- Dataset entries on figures
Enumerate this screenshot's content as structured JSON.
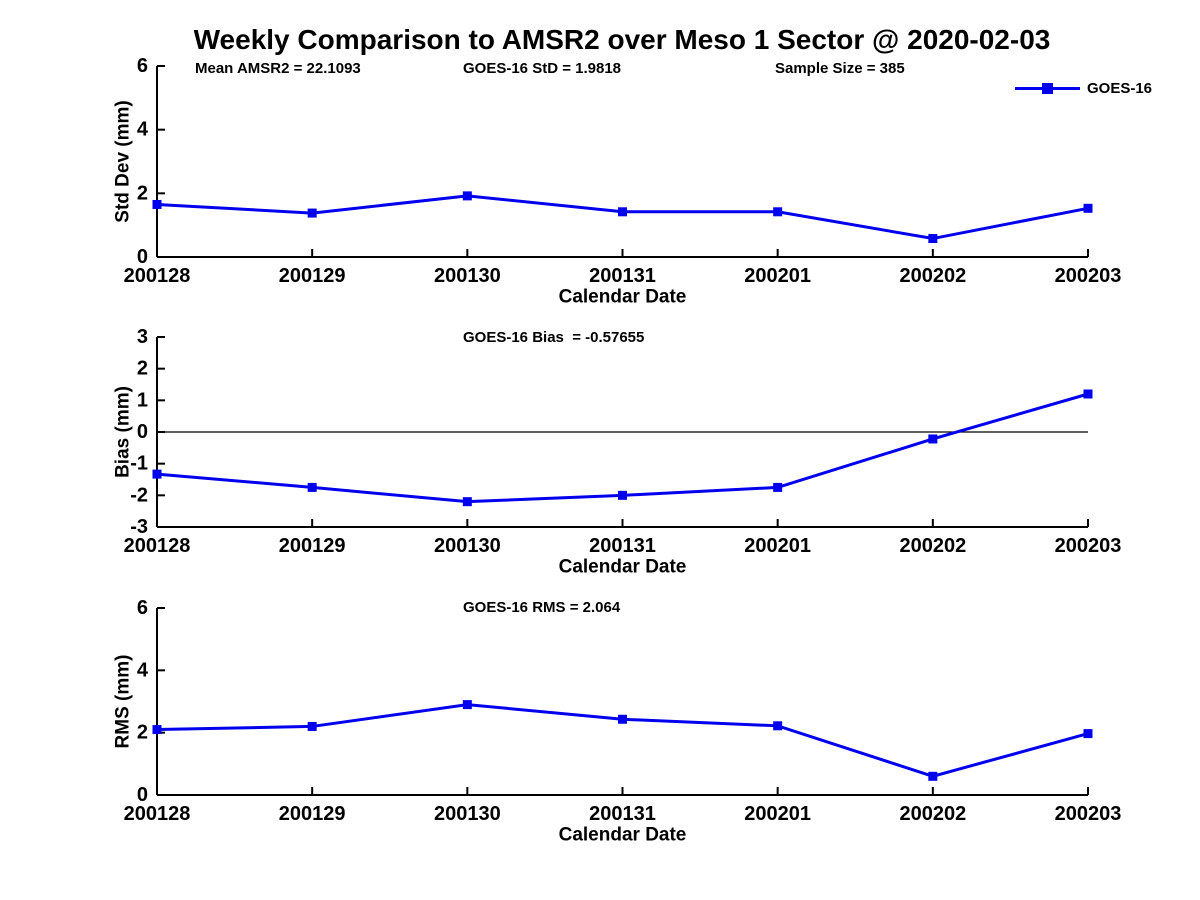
{
  "title": "Weekly Comparison to AMSR2 over Meso 1 Sector @ 2020-02-03",
  "colors": {
    "series_line": "#0000EE",
    "axis": "#000000",
    "text": "#000000",
    "background": "#ffffff"
  },
  "legend": {
    "label": "GOES-16",
    "position": "top-right"
  },
  "chart_data": [
    {
      "type": "line",
      "categories": [
        "200128",
        "200129",
        "200130",
        "200131",
        "200201",
        "200202",
        "200203"
      ],
      "series": [
        {
          "name": "GOES-16",
          "values": [
            1.65,
            1.38,
            1.92,
            1.42,
            1.42,
            0.58,
            1.53
          ]
        }
      ],
      "ylabel": "Std Dev (mm)",
      "xlabel": "Calendar Date",
      "ylim": [
        0,
        6
      ],
      "yticks": [
        0,
        2,
        4,
        6
      ],
      "ytick_labels": [
        "0",
        "2",
        "4",
        "6"
      ],
      "annotations": [
        "Mean AMSR2 = 22.1093",
        "GOES-16 StD = 1.9818",
        "Sample Size = 385"
      ],
      "grid": false,
      "zero_line": false,
      "legend": [
        "GOES-16"
      ],
      "legend_position": "top-right"
    },
    {
      "type": "line",
      "categories": [
        "200128",
        "200129",
        "200130",
        "200131",
        "200201",
        "200202",
        "200203"
      ],
      "series": [
        {
          "name": "GOES-16",
          "values": [
            -1.33,
            -1.75,
            -2.2,
            -2.0,
            -1.75,
            -0.22,
            1.2
          ]
        }
      ],
      "ylabel": "Bias (mm)",
      "xlabel": "Calendar Date",
      "ylim": [
        -3,
        3
      ],
      "yticks": [
        -3,
        -2,
        -1,
        0,
        1,
        2,
        3
      ],
      "ytick_labels": [
        "-3",
        "-2",
        "-1",
        "0",
        "1",
        "2",
        "3"
      ],
      "annotations": [
        "GOES-16 Bias  = -0.57655"
      ],
      "grid": false,
      "zero_line": true,
      "legend": [],
      "legend_position": "none"
    },
    {
      "type": "line",
      "categories": [
        "200128",
        "200129",
        "200130",
        "200131",
        "200201",
        "200202",
        "200203"
      ],
      "series": [
        {
          "name": "GOES-16",
          "values": [
            2.1,
            2.2,
            2.9,
            2.43,
            2.22,
            0.6,
            1.97
          ]
        }
      ],
      "ylabel": "RMS (mm)",
      "xlabel": "Calendar Date",
      "ylim": [
        0,
        6
      ],
      "yticks": [
        0,
        2,
        4,
        6
      ],
      "ytick_labels": [
        "0",
        "2",
        "4",
        "6"
      ],
      "annotations": [
        "GOES-16 RMS = 2.064"
      ],
      "grid": false,
      "zero_line": false,
      "legend": [],
      "legend_position": "none"
    }
  ]
}
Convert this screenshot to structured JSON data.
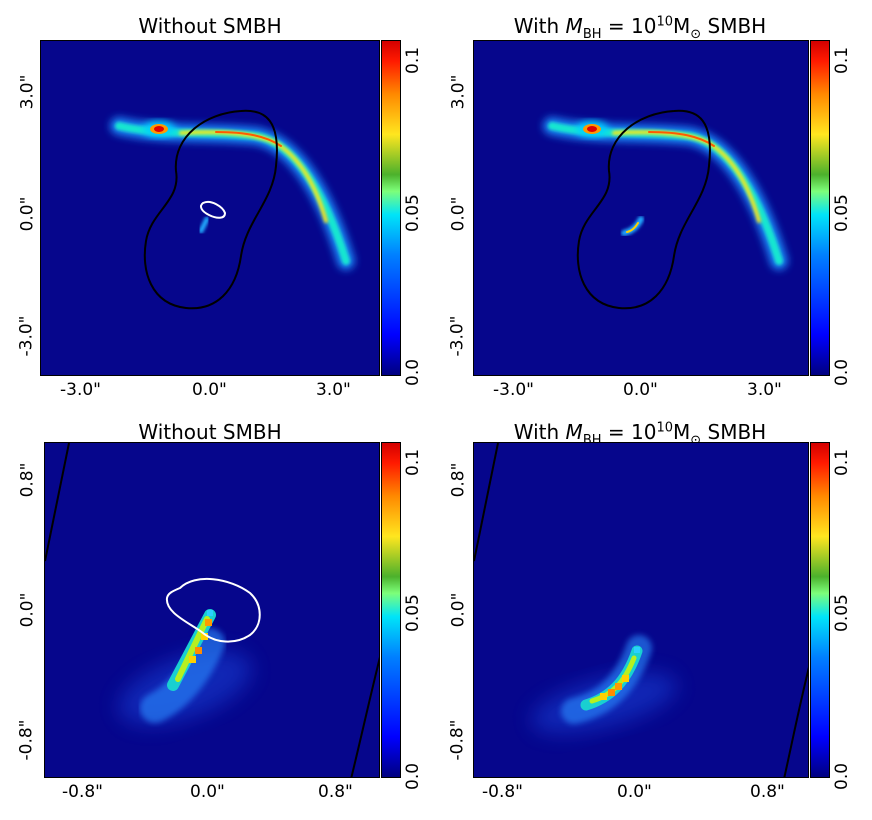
{
  "panels": [
    {
      "title_plain": "Without SMBH",
      "xticks": [
        "-3.0\"",
        "0.0\"",
        "3.0\""
      ],
      "yticks": [
        "3.0\"",
        "0.0\"",
        "-3.0\""
      ]
    },
    {
      "title_prefix": "With ",
      "title_var": "M",
      "title_var_sub": "BH",
      "title_eq": " = 10",
      "title_sup": "10",
      "title_unit": "M",
      "title_unit_sub": "⊙",
      "title_suffix": " SMBH",
      "xticks": [
        "-3.0\"",
        "0.0\"",
        "3.0\""
      ],
      "yticks": [
        "3.0\"",
        "0.0\"",
        "-3.0\""
      ]
    },
    {
      "title_plain": "Without SMBH",
      "xticks": [
        "-0.8\"",
        "0.0\"",
        "0.8\""
      ],
      "yticks": [
        "0.8\"",
        "0.0\"",
        "-0.8\""
      ]
    },
    {
      "title_prefix": "With ",
      "title_var": "M",
      "title_var_sub": "BH",
      "title_eq": " = 10",
      "title_sup": "10",
      "title_unit": "M",
      "title_unit_sub": "⊙",
      "title_suffix": " SMBH",
      "xticks": [
        "-0.8\"",
        "0.0\"",
        "0.8\""
      ],
      "yticks": [
        "0.8\"",
        "0.0\"",
        "-0.8\""
      ]
    }
  ],
  "colorbar": {
    "ticks": [
      "0.1",
      "0.05",
      "0.0"
    ],
    "min": 0.0,
    "max": 0.1,
    "colormap": "jet"
  },
  "colors": {
    "background": "#06068c",
    "critical_curve": "#000000",
    "caustic": "#ffffff"
  }
}
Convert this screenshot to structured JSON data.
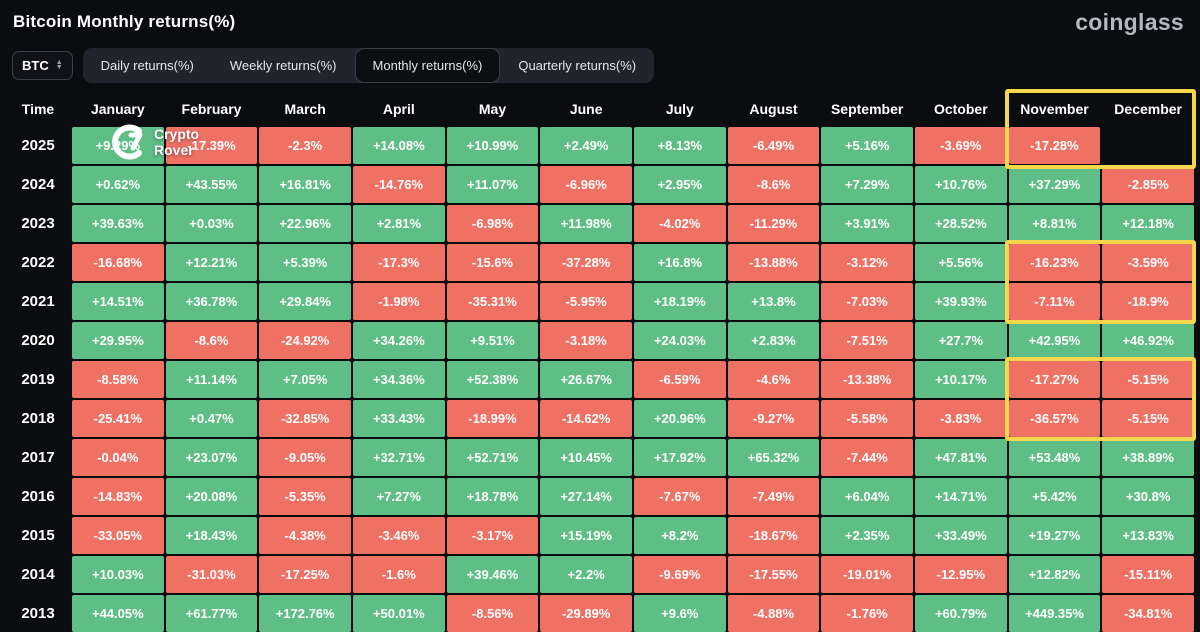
{
  "page": {
    "title": "Bitcoin Monthly returns(%)",
    "brand": "coinglass"
  },
  "controls": {
    "symbol": "BTC",
    "tabs": [
      {
        "label": "Daily returns(%)",
        "active": false
      },
      {
        "label": "Weekly returns(%)",
        "active": false
      },
      {
        "label": "Monthly returns(%)",
        "active": true
      },
      {
        "label": "Quarterly returns(%)",
        "active": false
      }
    ]
  },
  "watermark": {
    "label": "Crypto Rover"
  },
  "colors": {
    "positive": "#5ebe86",
    "negative": "#ee7164",
    "highlight": "#f6d64b",
    "background": "#0b0c0f"
  },
  "chart_data": {
    "type": "heatmap",
    "title": "Bitcoin Monthly returns(%)",
    "columns": [
      "Time",
      "January",
      "February",
      "March",
      "April",
      "May",
      "June",
      "July",
      "August",
      "September",
      "October",
      "November",
      "December"
    ],
    "rows": [
      {
        "year": "2025",
        "values": [
          "+9.29%",
          "-17.39%",
          "-2.3%",
          "+14.08%",
          "+10.99%",
          "+2.49%",
          "+8.13%",
          "-6.49%",
          "+5.16%",
          "-3.69%",
          "-17.28%",
          ""
        ]
      },
      {
        "year": "2024",
        "values": [
          "+0.62%",
          "+43.55%",
          "+16.81%",
          "-14.76%",
          "+11.07%",
          "-6.96%",
          "+2.95%",
          "-8.6%",
          "+7.29%",
          "+10.76%",
          "+37.29%",
          "-2.85%"
        ]
      },
      {
        "year": "2023",
        "values": [
          "+39.63%",
          "+0.03%",
          "+22.96%",
          "+2.81%",
          "-6.98%",
          "+11.98%",
          "-4.02%",
          "-11.29%",
          "+3.91%",
          "+28.52%",
          "+8.81%",
          "+12.18%"
        ]
      },
      {
        "year": "2022",
        "values": [
          "-16.68%",
          "+12.21%",
          "+5.39%",
          "-17.3%",
          "-15.6%",
          "-37.28%",
          "+16.8%",
          "-13.88%",
          "-3.12%",
          "+5.56%",
          "-16.23%",
          "-3.59%"
        ]
      },
      {
        "year": "2021",
        "values": [
          "+14.51%",
          "+36.78%",
          "+29.84%",
          "-1.98%",
          "-35.31%",
          "-5.95%",
          "+18.19%",
          "+13.8%",
          "-7.03%",
          "+39.93%",
          "-7.11%",
          "-18.9%"
        ]
      },
      {
        "year": "2020",
        "values": [
          "+29.95%",
          "-8.6%",
          "-24.92%",
          "+34.26%",
          "+9.51%",
          "-3.18%",
          "+24.03%",
          "+2.83%",
          "-7.51%",
          "+27.7%",
          "+42.95%",
          "+46.92%"
        ]
      },
      {
        "year": "2019",
        "values": [
          "-8.58%",
          "+11.14%",
          "+7.05%",
          "+34.36%",
          "+52.38%",
          "+26.67%",
          "-6.59%",
          "-4.6%",
          "-13.38%",
          "+10.17%",
          "-17.27%",
          "-5.15%"
        ]
      },
      {
        "year": "2018",
        "values": [
          "-25.41%",
          "+0.47%",
          "-32.85%",
          "+33.43%",
          "-18.99%",
          "-14.62%",
          "+20.96%",
          "-9.27%",
          "-5.58%",
          "-3.83%",
          "-36.57%",
          "-5.15%"
        ]
      },
      {
        "year": "2017",
        "values": [
          "-0.04%",
          "+23.07%",
          "-9.05%",
          "+32.71%",
          "+52.71%",
          "+10.45%",
          "+17.92%",
          "+65.32%",
          "-7.44%",
          "+47.81%",
          "+53.48%",
          "+38.89%"
        ]
      },
      {
        "year": "2016",
        "values": [
          "-14.83%",
          "+20.08%",
          "-5.35%",
          "+7.27%",
          "+18.78%",
          "+27.14%",
          "-7.67%",
          "-7.49%",
          "+6.04%",
          "+14.71%",
          "+5.42%",
          "+30.8%"
        ]
      },
      {
        "year": "2015",
        "values": [
          "-33.05%",
          "+18.43%",
          "-4.38%",
          "-3.46%",
          "-3.17%",
          "+15.19%",
          "+8.2%",
          "-18.67%",
          "+2.35%",
          "+33.49%",
          "+19.27%",
          "+13.83%"
        ]
      },
      {
        "year": "2014",
        "values": [
          "+10.03%",
          "-31.03%",
          "-17.25%",
          "-1.6%",
          "+39.46%",
          "+2.2%",
          "-9.69%",
          "-17.55%",
          "-19.01%",
          "-12.95%",
          "+12.82%",
          "-15.11%"
        ]
      },
      {
        "year": "2013",
        "values": [
          "+44.05%",
          "+61.77%",
          "+172.76%",
          "+50.01%",
          "-8.56%",
          "-29.89%",
          "+9.6%",
          "-4.88%",
          "-1.76%",
          "+60.79%",
          "+449.35%",
          "-34.81%"
        ]
      }
    ],
    "highlights": [
      {
        "columns": [
          "November",
          "December"
        ],
        "rows": [
          "header",
          "2025"
        ]
      },
      {
        "columns": [
          "November",
          "December"
        ],
        "rows": [
          "2022",
          "2021"
        ]
      },
      {
        "columns": [
          "November",
          "December"
        ],
        "rows": [
          "2019",
          "2018"
        ]
      }
    ],
    "legend": "green = positive monthly return, red = negative monthly return"
  }
}
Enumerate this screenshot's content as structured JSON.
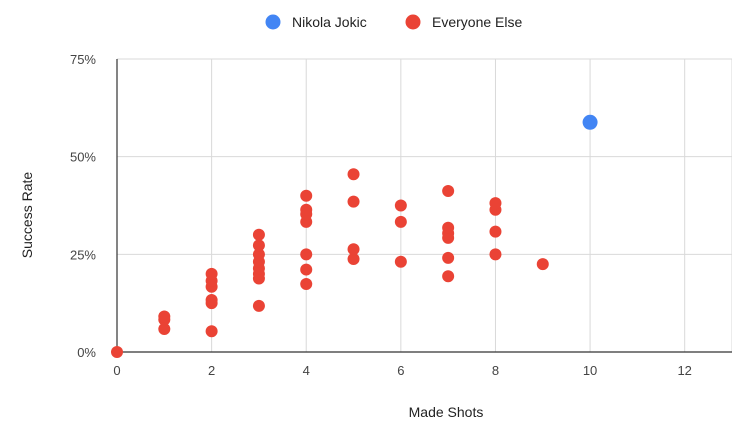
{
  "chart_data": {
    "type": "scatter",
    "title": "",
    "xlabel": "Made Shots",
    "ylabel": "Success Rate",
    "xlim": [
      0,
      13
    ],
    "ylim": [
      0,
      75
    ],
    "x_ticks": [
      0,
      2,
      4,
      6,
      8,
      10,
      12
    ],
    "x_tick_labels": [
      "0",
      "2",
      "4",
      "6",
      "8",
      "10",
      "12"
    ],
    "y_ticks": [
      0,
      25,
      50,
      75
    ],
    "y_tick_labels": [
      "0%",
      "25%",
      "50%",
      "75%"
    ],
    "grid": true,
    "legend_position": "top",
    "series": [
      {
        "name": "Nikola Jokic",
        "color": "#4285F4",
        "points": [
          [
            10,
            58.8
          ]
        ]
      },
      {
        "name": "Everyone Else",
        "color": "#EA4335",
        "points": [
          [
            0,
            0
          ],
          [
            1,
            5.9
          ],
          [
            1,
            8.3
          ],
          [
            1,
            9.1
          ],
          [
            2,
            5.3
          ],
          [
            2,
            12.5
          ],
          [
            2,
            13.3
          ],
          [
            2,
            16.7
          ],
          [
            2,
            18.2
          ],
          [
            2,
            20.0
          ],
          [
            3,
            11.8
          ],
          [
            3,
            18.8
          ],
          [
            3,
            20.0
          ],
          [
            3,
            21.4
          ],
          [
            3,
            23.1
          ],
          [
            3,
            25.0
          ],
          [
            3,
            27.3
          ],
          [
            3,
            30.0
          ],
          [
            4,
            17.4
          ],
          [
            4,
            21.1
          ],
          [
            4,
            25.0
          ],
          [
            4,
            33.3
          ],
          [
            4,
            35.3
          ],
          [
            4,
            36.4
          ],
          [
            4,
            40.0
          ],
          [
            5,
            23.8
          ],
          [
            5,
            26.3
          ],
          [
            5,
            38.5
          ],
          [
            5,
            45.5
          ],
          [
            6,
            23.1
          ],
          [
            6,
            33.3
          ],
          [
            6,
            37.5
          ],
          [
            7,
            19.4
          ],
          [
            7,
            24.1
          ],
          [
            7,
            29.2
          ],
          [
            7,
            30.4
          ],
          [
            7,
            31.8
          ],
          [
            7,
            41.2
          ],
          [
            8,
            25.0
          ],
          [
            8,
            30.8
          ],
          [
            8,
            36.4
          ],
          [
            8,
            38.1
          ],
          [
            9,
            22.5
          ]
        ]
      }
    ]
  }
}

- What you will do
Copy all lines of the material above where the string "right" occurs.

- Complete response
    "position": "top-right"
      "legend_position": "top-right"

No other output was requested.